-- START Task inputs --
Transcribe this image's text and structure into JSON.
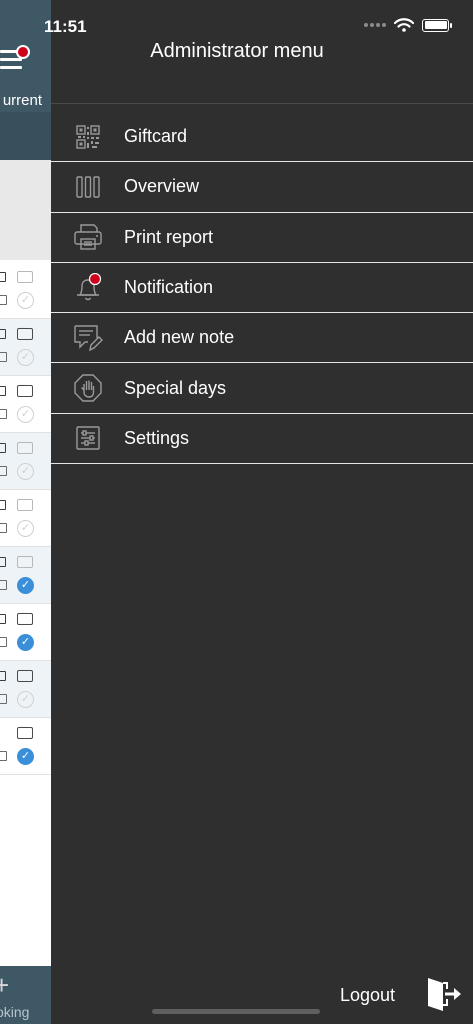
{
  "status_bar": {
    "time": "11:51"
  },
  "background_app": {
    "header_label": "urrent",
    "bottom_label": "oking"
  },
  "drawer": {
    "title": "Administrator menu",
    "items": [
      {
        "label": "Giftcard",
        "icon": "qr-code-icon"
      },
      {
        "label": "Overview",
        "icon": "columns-icon"
      },
      {
        "label": "Print report",
        "icon": "printer-icon"
      },
      {
        "label": "Notification",
        "icon": "bell-icon"
      },
      {
        "label": "Add new note",
        "icon": "note-edit-icon"
      },
      {
        "label": "Special days",
        "icon": "hand-stop-icon"
      },
      {
        "label": "Settings",
        "icon": "sliders-icon"
      }
    ],
    "logout_label": "Logout"
  },
  "colors": {
    "drawer_bg": "#2f2f2f",
    "header_bg": "#3f5866",
    "notification_dot": "#d0021b",
    "check_blue": "#3b8fd9"
  }
}
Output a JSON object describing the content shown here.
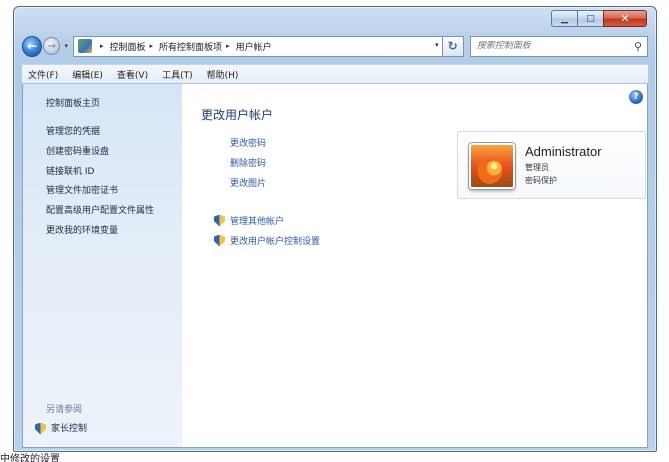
{
  "window": {
    "controls": {
      "minimize": "▁",
      "maximize": "□",
      "close": "✕"
    }
  },
  "nav": {
    "back_icon": "back-arrow-icon",
    "forward_icon": "forward-arrow-icon",
    "dropdown_glyph": "▾",
    "breadcrumb": [
      "控制面板",
      "所有控制面板项",
      "用户帐户"
    ],
    "separator": "▸",
    "refresh_glyph": "↻",
    "search_placeholder": "搜索控制面板",
    "search_glyph": "⚲"
  },
  "menu": [
    "文件(F)",
    "编辑(E)",
    "查看(V)",
    "工具(T)",
    "帮助(H)"
  ],
  "sidebar": {
    "home": "控制面板主页",
    "items": [
      "管理您的凭据",
      "创建密码重设盘",
      "链接联机 ID",
      "管理文件加密证书",
      "配置高级用户配置文件属性",
      "更改我的环境变量"
    ],
    "see_also_heading": "另请参阅",
    "see_also": [
      "家长控制"
    ]
  },
  "main": {
    "title": "更改用户帐户",
    "help_glyph": "?",
    "tasks": [
      "更改密码",
      "删除密码",
      "更改图片"
    ],
    "other_tasks": [
      "管理其他帐户",
      "更改用户帐户控制设置"
    ]
  },
  "user": {
    "name": "Administrator",
    "role": "管理员",
    "status": "密码保护"
  },
  "bottom_fragment": "中修改的设置"
}
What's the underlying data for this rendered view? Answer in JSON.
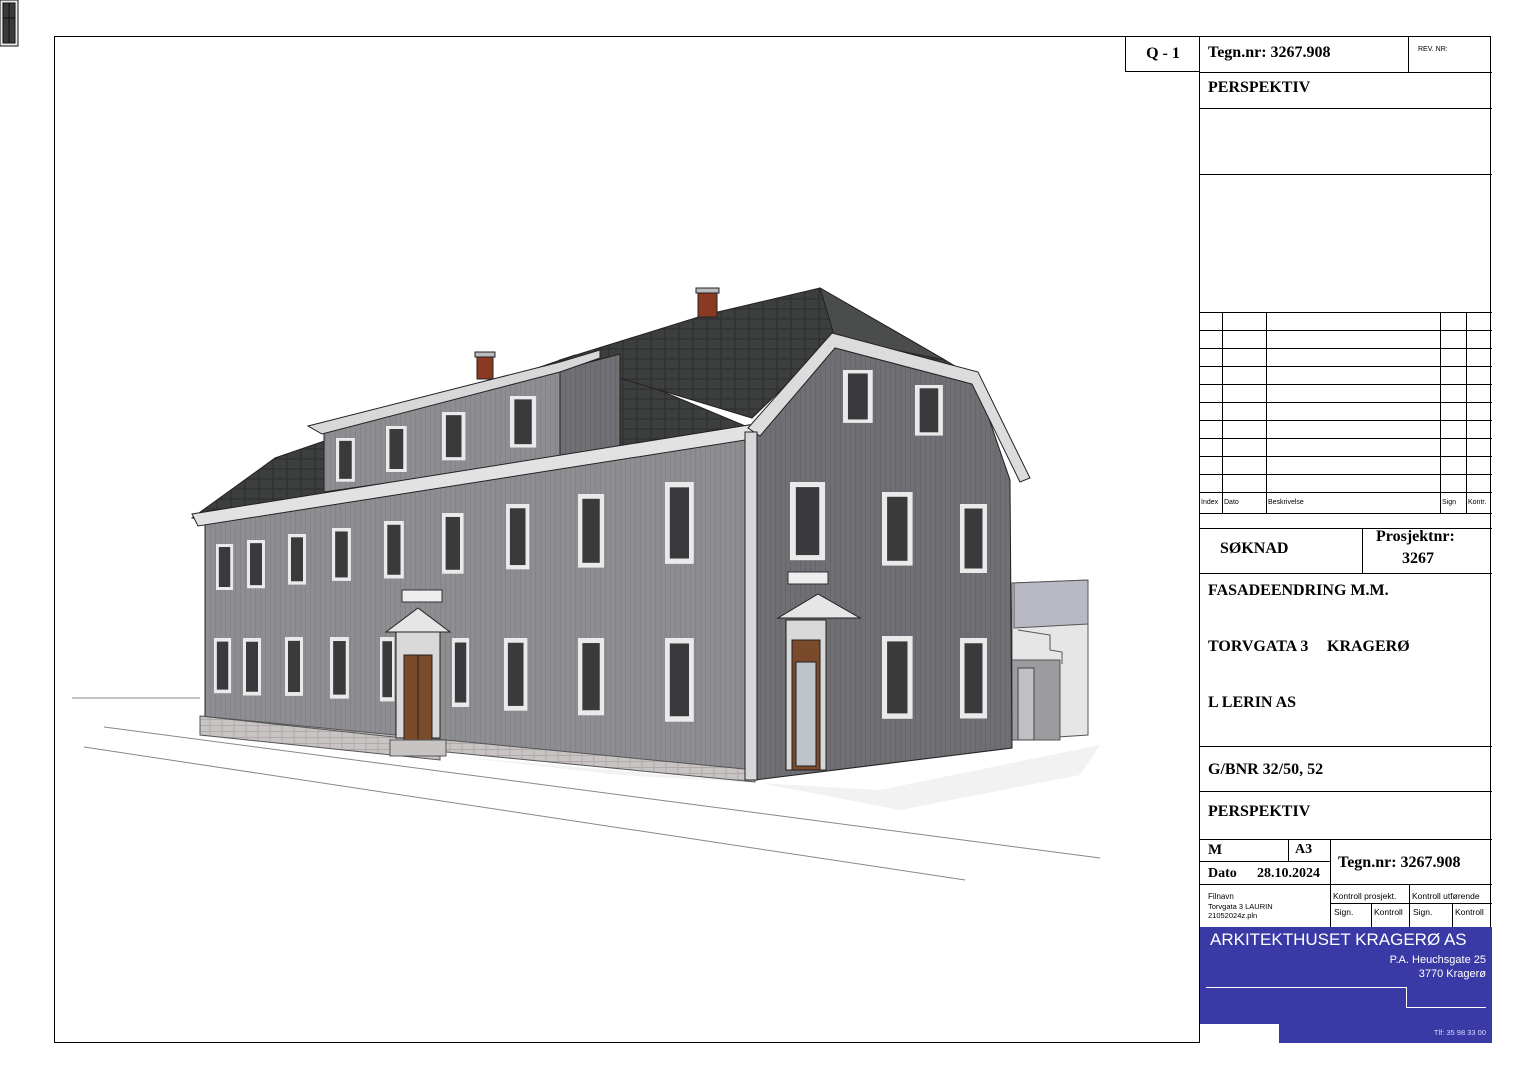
{
  "sheet": {
    "sheet_code": "Q - 1",
    "drawing_no": "Tegn.nr: 3267.908",
    "rev_label": "REV. NR:",
    "view_title_top": "PERSPEKTIV"
  },
  "revision_table": {
    "headers": [
      "Index",
      "Dato",
      "Beskrivelse",
      "Sign",
      "Kontr."
    ]
  },
  "project": {
    "application": "SØKNAD",
    "project_no_label": "Prosjektnr:",
    "project_no": "3267",
    "description": "FASADEENDRING  M.M.",
    "address": "TORVGATA 3",
    "town": "KRAGERØ",
    "client": "L LERIN AS",
    "gbnr": "G/BNR  32/50, 52",
    "view_title": "PERSPEKTIV"
  },
  "meta": {
    "scale_label": "M",
    "paper": "A3",
    "date_label": "Dato",
    "date": "28.10.2024",
    "drawing_no": "Tegn.nr: 3267.908",
    "filename_label": "Filnavn",
    "filename_line1": "Torvgata 3  LAURIN",
    "filename_line2": "21052024z.pln",
    "control_project": "Kontroll prosjekt.",
    "control_executing": "Kontroll utførende",
    "sign1": "Sign.",
    "kontroll1": "Kontroll",
    "sign2": "Sign.",
    "kontroll2": "Kontroll"
  },
  "company": {
    "name": "ARKITEKTHUSET KRAGERØ AS",
    "street": "P.A. Heuchsgate 25",
    "city": "3770 Kragerø",
    "phone": "Tlf: 35 98 33 00",
    "color": "#3a3aa6"
  }
}
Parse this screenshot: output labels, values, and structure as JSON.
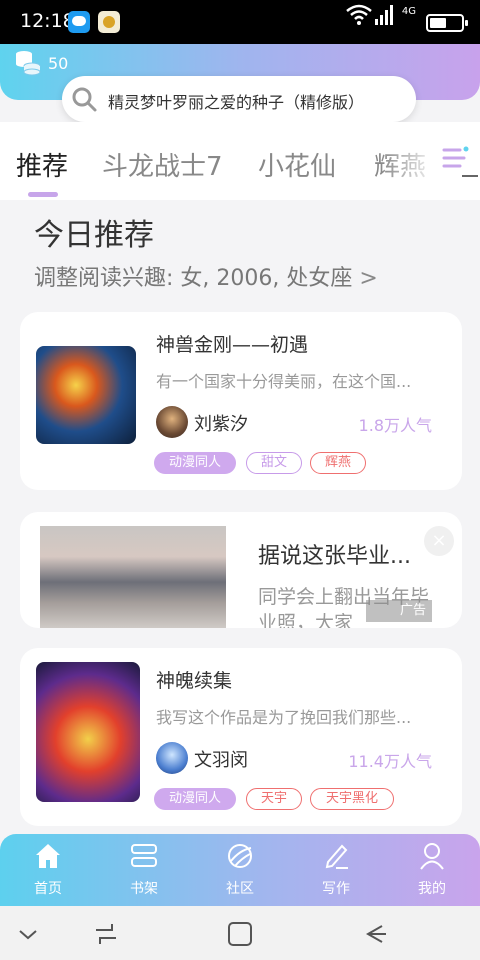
{
  "status_bar": {
    "time": "12:18",
    "network": "4G"
  },
  "header": {
    "coin_count": "50",
    "search_placeholder": "精灵梦叶罗丽之爱的种子（精修版）"
  },
  "tabs": [
    {
      "label": "推荐",
      "active": true
    },
    {
      "label": "斗龙战士7",
      "active": false
    },
    {
      "label": "小花仙",
      "active": false
    },
    {
      "label": "辉燕",
      "active": false
    }
  ],
  "today": {
    "title": "今日推荐",
    "subtitle": "调整阅读兴趣: 女, 2006, 处女座",
    "chevron": ">"
  },
  "books": [
    {
      "title": "神兽金刚——初遇",
      "description": "有一个国家十分得美丽，在这个国...",
      "author": "刘紫汐",
      "popularity": "1.8万人气",
      "tags": [
        {
          "label": "动漫同人",
          "style": "filled"
        },
        {
          "label": "甜文",
          "style": "purple"
        },
        {
          "label": "辉燕",
          "style": "red"
        }
      ]
    },
    {
      "title": "神魄续集",
      "description": "我写这个作品是为了挽回我们那些...",
      "author": "文羽闵",
      "popularity": "11.4万人气",
      "tags": [
        {
          "label": "动漫同人",
          "style": "filled"
        },
        {
          "label": "天宇",
          "style": "red"
        },
        {
          "label": "天宇黑化",
          "style": "red"
        }
      ]
    }
  ],
  "ad": {
    "title": "据说这张毕业...",
    "description": "同学会上翻出当年毕业照，大家",
    "badge": "广告",
    "close": "×"
  },
  "bottom_nav": [
    {
      "label": "首页",
      "icon": "home-icon"
    },
    {
      "label": "书架",
      "icon": "bookshelf-icon"
    },
    {
      "label": "社区",
      "icon": "community-icon"
    },
    {
      "label": "写作",
      "icon": "write-icon"
    },
    {
      "label": "我的",
      "icon": "profile-icon"
    }
  ],
  "colors": {
    "accent_purple": "#c9a6ea",
    "tag_red": "#ef6f6f",
    "gradient_start": "#5fd3ee",
    "gradient_end": "#c8a2ec"
  }
}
-- END Task inputs --
- Task objective:
Every line of text is to be repeated exactly; pictures are left out.

- Expected answer:
Transcribe this image's text and structure into JSON.
{
  "status_bar": {
    "time": "11:51"
  },
  "background_app": {
    "header_label": "urrent",
    "bottom_label": "oking"
  },
  "drawer": {
    "title": "Administrator menu",
    "items": [
      {
        "label": "Giftcard",
        "icon": "qr-code-icon"
      },
      {
        "label": "Overview",
        "icon": "columns-icon"
      },
      {
        "label": "Print report",
        "icon": "printer-icon"
      },
      {
        "label": "Notification",
        "icon": "bell-icon"
      },
      {
        "label": "Add new note",
        "icon": "note-edit-icon"
      },
      {
        "label": "Special days",
        "icon": "hand-stop-icon"
      },
      {
        "label": "Settings",
        "icon": "sliders-icon"
      }
    ],
    "logout_label": "Logout"
  },
  "colors": {
    "drawer_bg": "#2f2f2f",
    "header_bg": "#3f5866",
    "notification_dot": "#d0021b",
    "check_blue": "#3b8fd9"
  }
}
Output a JSON object describing the content shown here.
{
  "window": {
    "controls": {
      "minimize": "▁",
      "maximize": "□",
      "close": "✕"
    }
  },
  "nav": {
    "back_icon": "back-arrow-icon",
    "forward_icon": "forward-arrow-icon",
    "dropdown_glyph": "▾",
    "breadcrumb": [
      "控制面板",
      "所有控制面板项",
      "用户帐户"
    ],
    "separator": "▸",
    "refresh_glyph": "↻",
    "search_placeholder": "搜索控制面板",
    "search_glyph": "⚲"
  },
  "menu": [
    "文件(F)",
    "编辑(E)",
    "查看(V)",
    "工具(T)",
    "帮助(H)"
  ],
  "sidebar": {
    "home": "控制面板主页",
    "items": [
      "管理您的凭据",
      "创建密码重设盘",
      "链接联机 ID",
      "管理文件加密证书",
      "配置高级用户配置文件属性",
      "更改我的环境变量"
    ],
    "see_also_heading": "另请参阅",
    "see_also": [
      "家长控制"
    ]
  },
  "main": {
    "title": "更改用户帐户",
    "help_glyph": "?",
    "tasks": [
      "更改密码",
      "删除密码",
      "更改图片"
    ],
    "other_tasks": [
      "管理其他帐户",
      "更改用户帐户控制设置"
    ]
  },
  "user": {
    "name": "Administrator",
    "role": "管理员",
    "status": "密码保护"
  },
  "bottom_fragment": "中修改的设置"
}
What's the underlying data for this rendered view? Answer in JSON.
{
  "sheet": {
    "sheet_code": "Q - 1",
    "drawing_no": "Tegn.nr: 3267.908",
    "rev_label": "REV. NR:",
    "view_title_top": "PERSPEKTIV"
  },
  "revision_table": {
    "headers": [
      "Index",
      "Dato",
      "Beskrivelse",
      "Sign",
      "Kontr."
    ]
  },
  "project": {
    "application": "SØKNAD",
    "project_no_label": "Prosjektnr:",
    "project_no": "3267",
    "description": "FASADEENDRING  M.M.",
    "address": "TORVGATA 3",
    "town": "KRAGERØ",
    "client": "L LERIN AS",
    "gbnr": "G/BNR  32/50, 52",
    "view_title": "PERSPEKTIV"
  },
  "meta": {
    "scale_label": "M",
    "paper": "A3",
    "date_label": "Dato",
    "date": "28.10.2024",
    "drawing_no": "Tegn.nr: 3267.908",
    "filename_label": "Filnavn",
    "filename_line1": "Torvgata 3  LAURIN",
    "filename_line2": "21052024z.pln",
    "control_project": "Kontroll prosjekt.",
    "control_executing": "Kontroll utførende",
    "sign1": "Sign.",
    "kontroll1": "Kontroll",
    "sign2": "Sign.",
    "kontroll2": "Kontroll"
  },
  "company": {
    "name": "ARKITEKTHUSET KRAGERØ AS",
    "street": "P.A. Heuchsgate 25",
    "city": "3770 Kragerø",
    "phone": "Tlf: 35 98 33 00",
    "color": "#3a3aa6"
  }
}
Parse this screenshot: output labels, values, and structure as JSON.
{
  "status_bar": {
    "time": "12:18",
    "network": "4G"
  },
  "header": {
    "coin_count": "50",
    "search_placeholder": "精灵梦叶罗丽之爱的种子（精修版）"
  },
  "tabs": [
    {
      "label": "推荐",
      "active": true
    },
    {
      "label": "斗龙战士7",
      "active": false
    },
    {
      "label": "小花仙",
      "active": false
    },
    {
      "label": "辉燕",
      "active": false
    }
  ],
  "today": {
    "title": "今日推荐",
    "subtitle": "调整阅读兴趣: 女, 2006, 处女座",
    "chevron": ">"
  },
  "books": [
    {
      "title": "神兽金刚——初遇",
      "description": "有一个国家十分得美丽，在这个国...",
      "author": "刘紫汐",
      "popularity": "1.8万人气",
      "tags": [
        {
          "label": "动漫同人",
          "style": "filled"
        },
        {
          "label": "甜文",
          "style": "purple"
        },
        {
          "label": "辉燕",
          "style": "red"
        }
      ]
    },
    {
      "title": "神魄续集",
      "description": "我写这个作品是为了挽回我们那些...",
      "author": "文羽闵",
      "popularity": "11.4万人气",
      "tags": [
        {
          "label": "动漫同人",
          "style": "filled"
        },
        {
          "label": "天宇",
          "style": "red"
        },
        {
          "label": "天宇黑化",
          "style": "red"
        }
      ]
    }
  ],
  "ad": {
    "title": "据说这张毕业...",
    "description": "同学会上翻出当年毕业照，大家",
    "badge": "广告",
    "close": "×"
  },
  "bottom_nav": [
    {
      "label": "首页",
      "icon": "home-icon"
    },
    {
      "label": "书架",
      "icon": "bookshelf-icon"
    },
    {
      "label": "社区",
      "icon": "community-icon"
    },
    {
      "label": "写作",
      "icon": "write-icon"
    },
    {
      "label": "我的",
      "icon": "profile-icon"
    }
  ],
  "colors": {
    "accent_purple": "#c9a6ea",
    "tag_red": "#ef6f6f",
    "gradient_start": "#5fd3ee",
    "gradient_end": "#c8a2ec"
  }
}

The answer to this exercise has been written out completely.